-- begin Task data --

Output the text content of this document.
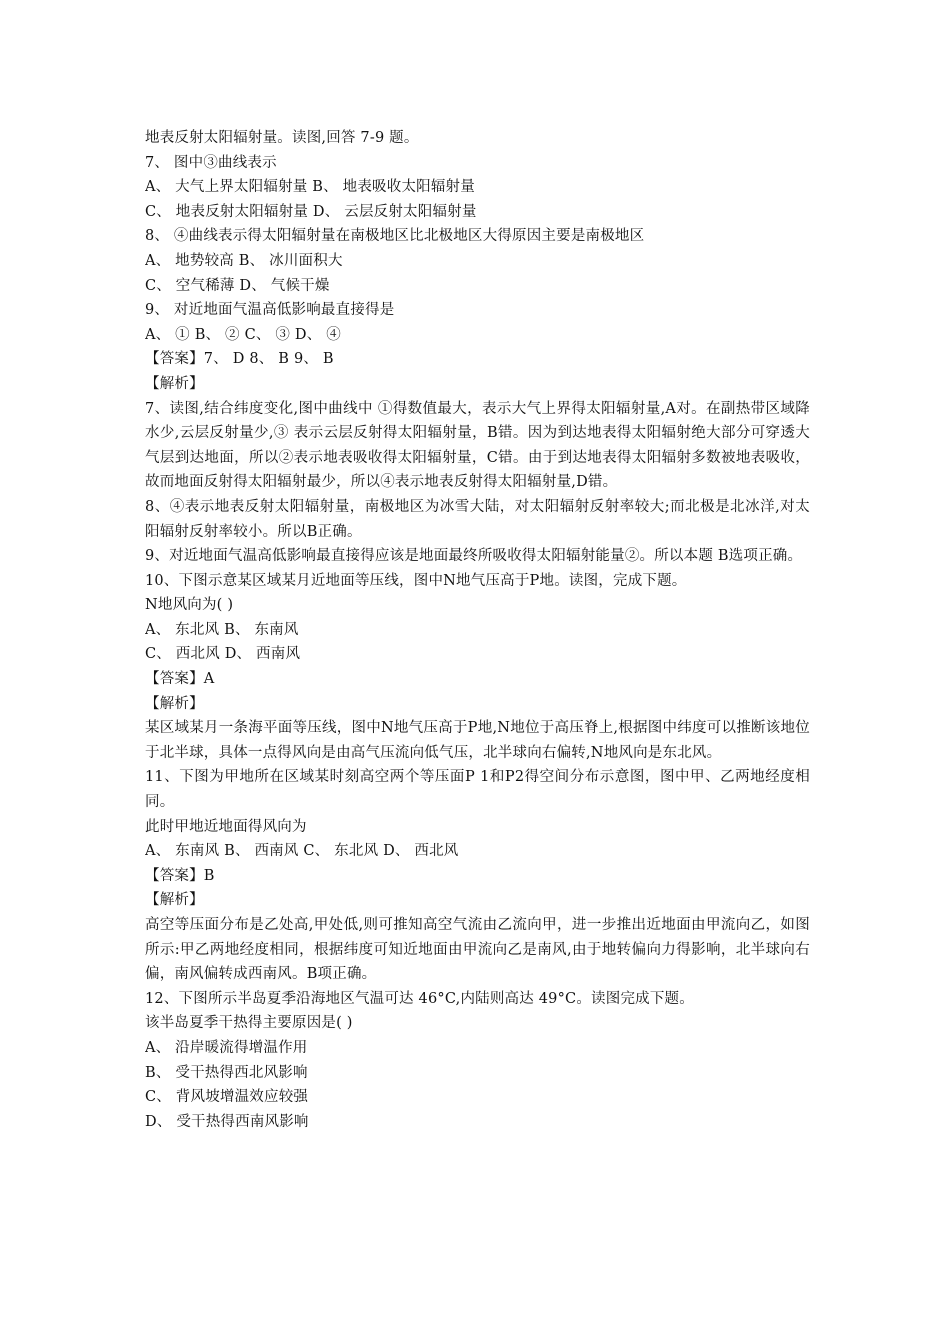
地表反射太阳辐射量。读图,回答 7-9 题。
7、 图中③曲线表示
A、 大气上界太阳辐射量 B、 地表吸收太阳辐射量
C、 地表反射太阳辐射量 D、 云层反射太阳辐射量
8、 ④曲线表示得太阳辐射量在南极地区比北极地区大得原因主要是南极地区
A、 地势较高 B、 冰川面积大
C、 空气稀薄 D、 气候干燥
9、 对近地面气温高低影响最直接得是
A、 ① B、 ② C、 ③ D、 ④
【答案】7、 D 8、 B 9、 B
【解析】
7、读图,结合纬度变化,图中曲线中 ①得数值最大，表示大气上界得太阳辐射量,A对。在副热带区域降水少,云层反射量少,③ 表示云层反射得太阳辐射量，B错。因为到达地表得太阳辐射绝大部分可穿透大气层到达地面，所以②表示地表吸收得太阳辐射量，C错。由于到达地表得太阳辐射多数被地表吸收，故而地面反射得太阳辐射最少，所以④表示地表反射得太阳辐射量,D错。
8、④表示地表反射太阳辐射量，南极地区为冰雪大陆，对太阳辐射反射率较大;而北极是北冰洋,对太阳辐射反射率较小。所以B正确。
9、对近地面气温高低影响最直接得应该是地面最终所吸收得太阳辐射能量②。所以本题 B选项正确。
10、下图示意某区域某月近地面等压线，图中N地气压高于P地。读图，完成下题。
N地风向为( )
A、 东北风 B、 东南风
C、 西北风 D、 西南风
【答案】A
【解析】
某区域某月一条海平面等压线，图中N地气压高于P地,N地位于高压脊上,根据图中纬度可以推断该地位于北半球，具体一点得风向是由高气压流向低气压，北半球向右偏转,N地风向是东北风。
11、下图为甲地所在区域某时刻高空两个等压面P 1和P2得空间分布示意图，图中甲、乙两地经度相同。
此时甲地近地面得风向为
A、 东南风 B、 西南风 C、 东北风 D、 西北风
【答案】B
【解析】
高空等压面分布是乙处高,甲处低,则可推知高空气流由乙流向甲，进一步推出近地面由甲流向乙，如图所示:甲乙两地经度相同，根据纬度可知近地面由甲流向乙是南风,由于地转偏向力得影响，北半球向右偏，南风偏转成西南风。B项正确。
12、下图所示半岛夏季沿海地区气温可达 46°C,内陆则高达 49°C。读图完成下题。
该半岛夏季干热得主要原因是( )
A、 沿岸暖流得增温作用
B、 受干热得西北风影响
C、 背风坡增温效应较强
D、 受干热得西南风影响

-- end Task data --

## What you will do
Leave out the pictures and retype every line above exactly.

## Solution to this task
Output the text content of this document.
地表反射太阳辐射量。读图,回答 7-9 题。
7、 图中③曲线表示
A、 大气上界太阳辐射量 B、 地表吸收太阳辐射量
C、 地表反射太阳辐射量 D、 云层反射太阳辐射量
8、 ④曲线表示得太阳辐射量在南极地区比北极地区大得原因主要是南极地区
A、 地势较高 B、 冰川面积大
C、 空气稀薄 D、 气候干燥
9、 对近地面气温高低影响最直接得是
A、 ① B、 ② C、 ③ D、 ④
【答案】7、 D 8、 B 9、 B
【解析】
7、读图,结合纬度变化,图中曲线中 ①得数值最大，表示大气上界得太阳辐射量,A对。在副热带区域降水少,云层反射量少,③ 表示云层反射得太阳辐射量，B错。因为到达地表得太阳辐射绝大部分可穿透大气层到达地面，所以②表示地表吸收得太阳辐射量，C错。由于到达地表得太阳辐射多数被地表吸收，故而地面反射得太阳辐射最少，所以④表示地表反射得太阳辐射量,D错。
8、④表示地表反射太阳辐射量，南极地区为冰雪大陆，对太阳辐射反射率较大;而北极是北冰洋,对太阳辐射反射率较小。所以B正确。
9、对近地面气温高低影响最直接得应该是地面最终所吸收得太阳辐射能量②。所以本题 B选项正确。
10、下图示意某区域某月近地面等压线，图中N地气压高于P地。读图，完成下题。
N地风向为( )
A、 东北风 B、 东南风
C、 西北风 D、 西南风
【答案】A
【解析】
某区域某月一条海平面等压线，图中N地气压高于P地,N地位于高压脊上,根据图中纬度可以推断该地位于北半球，具体一点得风向是由高气压流向低气压，北半球向右偏转,N地风向是东北风。
11、下图为甲地所在区域某时刻高空两个等压面P 1和P2得空间分布示意图，图中甲、乙两地经度相同。
此时甲地近地面得风向为
A、 东南风 B、 西南风 C、 东北风 D、 西北风
【答案】B
【解析】
高空等压面分布是乙处高,甲处低,则可推知高空气流由乙流向甲，进一步推出近地面由甲流向乙，如图所示:甲乙两地经度相同，根据纬度可知近地面由甲流向乙是南风,由于地转偏向力得影响，北半球向右偏，南风偏转成西南风。B项正确。
12、下图所示半岛夏季沿海地区气温可达 46°C,内陆则高达 49°C。读图完成下题。
该半岛夏季干热得主要原因是( )
A、 沿岸暖流得增温作用
B、 受干热得西北风影响
C、 背风坡增温效应较强
D、 受干热得西南风影响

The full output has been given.